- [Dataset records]
--------

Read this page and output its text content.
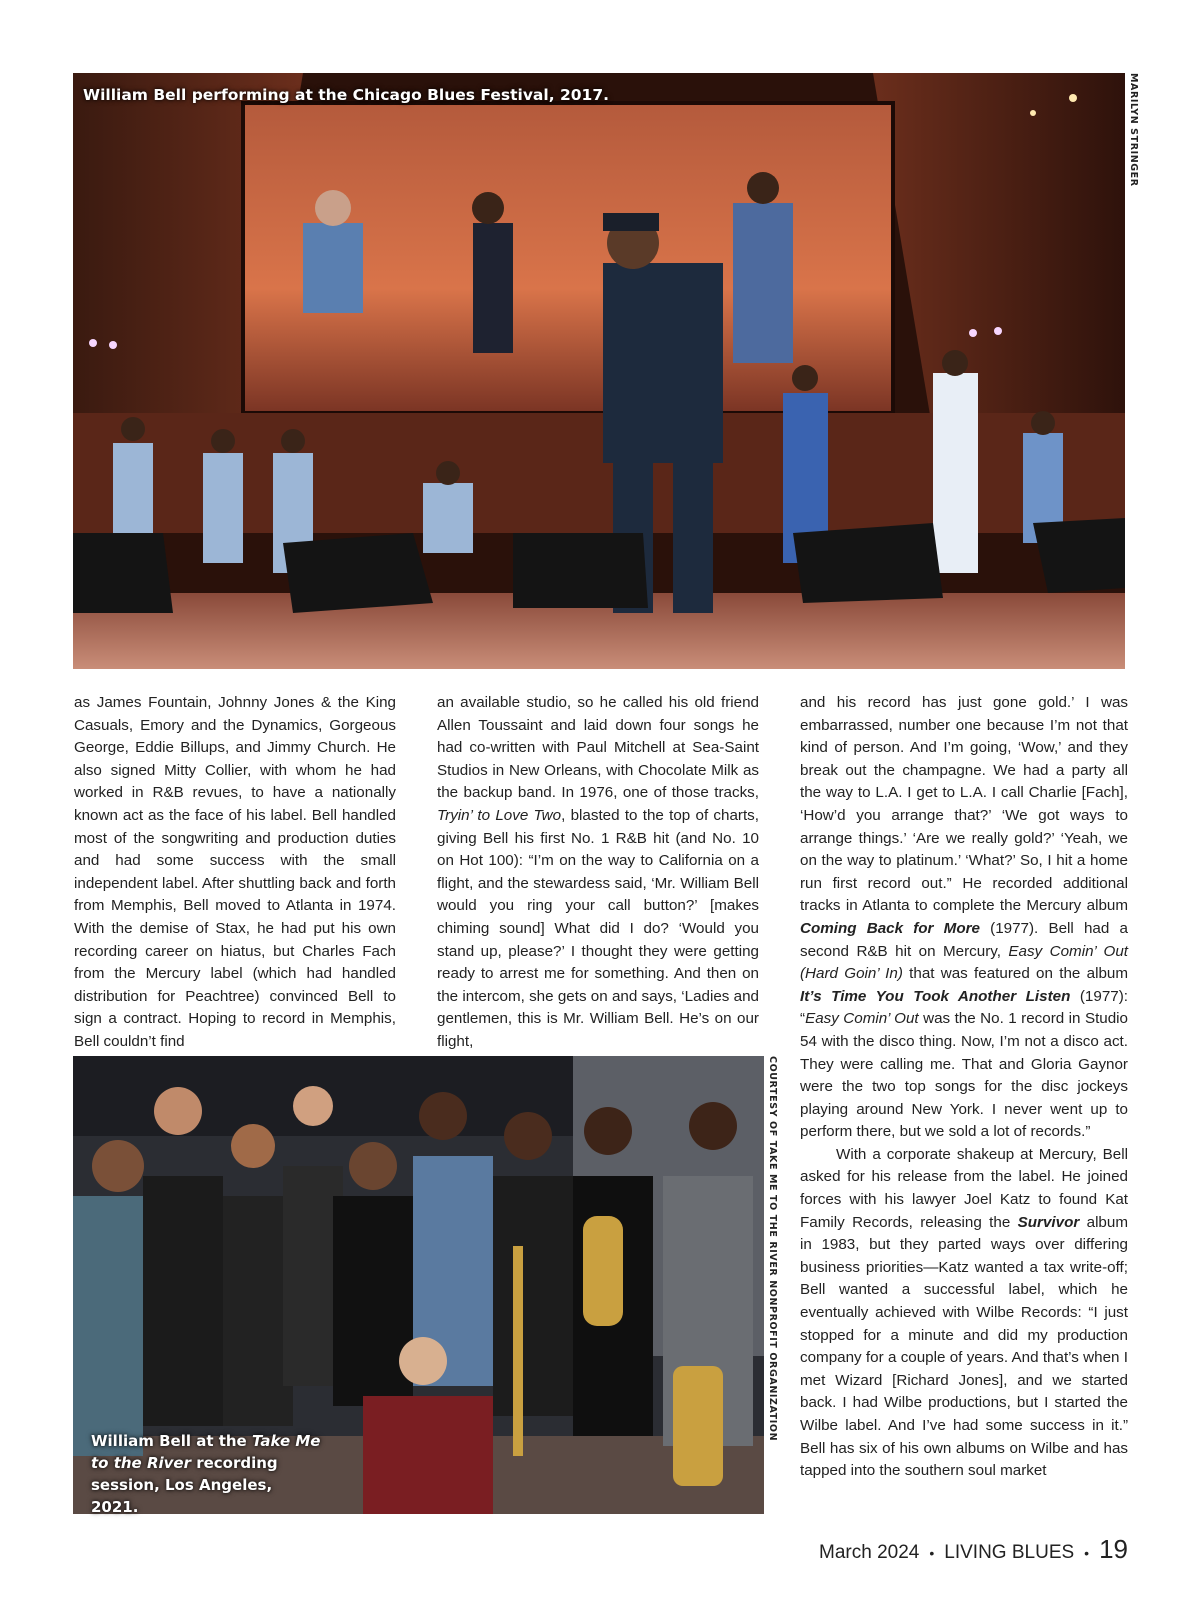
William Bell performing at the Chicago Blues Festival, 2017.	MARILYN STRINGER

as James Fountain, Johnny Jones & the King Casuals, Emory and the Dynamics, Gorgeous George, Eddie Billups, and Jimmy Church. He also signed Mitty Collier, with whom he had worked in R&B revues, to have a nationally known act as the face of his label. Bell handled most of the songwriting and production duties and had some success with the small independent label. After shuttling back and forth from Memphis, Bell moved to Atlanta in 1974. With the demise of Stax, he had put his own recording career on hiatus, but Charles Fach from the Mercury label (which had handled distribution for Peachtree) convinced Bell to sign a contract. Hoping to record in Memphis, Bell couldn’t find

an available studio, so he called his old friend Allen Toussaint and laid down four songs he had co-written with Paul Mitchell at Sea-Saint Studios in New Orleans, with Chocolate Milk as the backup band. In 1976, one of those tracks, Tryin’ to Love Two, blasted to the top of charts, giving Bell his first No. 1 R&B hit (and No. 10 on Hot 100): “I’m on the way to California on a flight, and the stewardess said, ‘Mr. William Bell would you ring your call button?’ [makes chiming sound] What did I do? ‘Would you stand up, please?’ I thought they were getting ready to arrest me for something. And then on the intercom, she gets on and says, ‘Ladies and gentlemen, this is Mr. William Bell. He’s on our flight,

and his record has just gone gold.’ I was embarrassed, number one because I’m not that kind of person. And I’m going, ‘Wow,’ and they break out the champagne. We had a party all the way to L.A. I get to L.A. I call Charlie [Fach], ‘How’d you arrange that?’ ‘We got ways to arrange things.’ ‘Are we really gold?’ ‘Yeah, we on the way to platinum.’ ‘What?’ So, I hit a home run first record out.” He recorded additional tracks in Atlanta to complete the Mercury album Coming Back for More (1977). Bell had a second R&B hit on Mercury, Easy Comin’ Out (Hard Goin’ In) that was featured on the album It’s Time You Took Another Listen (1977): “Easy Comin’ Out was the No. 1 record in Studio 54 with the disco thing. Now, I’m not a disco act. They were calling me. That and Gloria Gaynor were the two top songs for the disc jockeys playing around New York. I never went up to perform there, but we sold a lot of records.”

With a corporate shakeup at Mercury, Bell asked for his release from the label. He joined forces with his lawyer Joel Katz to found Kat Family Records, releasing the Survivor album in 1983, but they parted ways over differing business priorities—Katz wanted a tax write-off; Bell wanted a successful label, which he eventually achieved with Wilbe Records: “I just stopped for a minute and did my production company for a couple of years. And that’s when I met Wizard [Richard Jones], and we started back. I had Wilbe productions, but I started the Wilbe label. And I’ve had some success in it.” Bell has six of his own albums on Wilbe and has tapped into the southern soul market

William Bell at the Take Me to the River recording session, Los Angeles, 2021.
COURTESY OF TAKE ME TO THE RIVER NONPROFIT ORGANIZATION
March 2024 • LIVING BLUES • 19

--------

- [What you should do] Leave out the pictures and print each record exactly as it stands.

- [Solution to this problem]
Read this page and output its text content.
William Bell performing at the Chicago Blues Festival, 2017.	MARILYN STRINGER

as James Fountain, Johnny Jones & the King Casuals, Emory and the Dynamics, Gorgeous George, Eddie Billups, and Jimmy Church. He also signed Mitty Collier, with whom he had worked in R&B revues, to have a nationally known act as the face of his label. Bell handled most of the songwriting and production duties and had some success with the small independent label. After shuttling back and forth from Memphis, Bell moved to Atlanta in 1974. With the demise of Stax, he had put his own recording career on hiatus, but Charles Fach from the Mercury label (which had handled distribution for Peachtree) convinced Bell to sign a contract. Hoping to record in Memphis, Bell couldn’t find

an available studio, so he called his old friend Allen Toussaint and laid down four songs he had co-written with Paul Mitchell at Sea-Saint Studios in New Orleans, with Chocolate Milk as the backup band. In 1976, one of those tracks, Tryin’ to Love Two, blasted to the top of charts, giving Bell his first No. 1 R&B hit (and No. 10 on Hot 100): “I’m on the way to California on a flight, and the stewardess said, ‘Mr. William Bell would you ring your call button?’ [makes chiming sound] What did I do? ‘Would you stand up, please?’ I thought they were getting ready to arrest me for something. And then on the intercom, she gets on and says, ‘Ladies and gentlemen, this is Mr. William Bell. He’s on our flight,

and his record has just gone gold.’ I was embarrassed, number one because I’m not that kind of person. And I’m going, ‘Wow,’ and they break out the champagne. We had a party all the way to L.A. I get to L.A. I call Charlie [Fach], ‘How’d you arrange that?’ ‘We got ways to arrange things.’ ‘Are we really gold?’ ‘Yeah, we on the way to platinum.’ ‘What?’ So, I hit a home run first record out.” He recorded additional tracks in Atlanta to complete the Mercury album Coming Back for More (1977). Bell had a second R&B hit on Mercury, Easy Comin’ Out (Hard Goin’ In) that was featured on the album It’s Time You Took Another Listen (1977): “Easy Comin’ Out was the No. 1 record in Studio 54 with the disco thing. Now, I’m not a disco act. They were calling me. That and Gloria Gaynor were the two top songs for the disc jockeys playing around New York. I never went up to perform there, but we sold a lot of records.”

With a corporate shakeup at Mercury, Bell asked for his release from the label. He joined forces with his lawyer Joel Katz to found Kat Family Records, releasing the Survivor album in 1983, but they parted ways over differing business priorities—Katz wanted a tax write-off; Bell wanted a successful label, which he eventually achieved with Wilbe Records: “I just stopped for a minute and did my production company for a couple of years. And that’s when I met Wizard [Richard Jones], and we started back. I had Wilbe productions, but I started the Wilbe label. And I’ve had some success in it.” Bell has six of his own albums on Wilbe and has tapped into the southern soul market

William Bell at the Take Me to the River recording session, Los Angeles, 2021.
COURTESY OF TAKE ME TO THE RIVER NONPROFIT ORGANIZATION
March 2024 • LIVING BLUES • 19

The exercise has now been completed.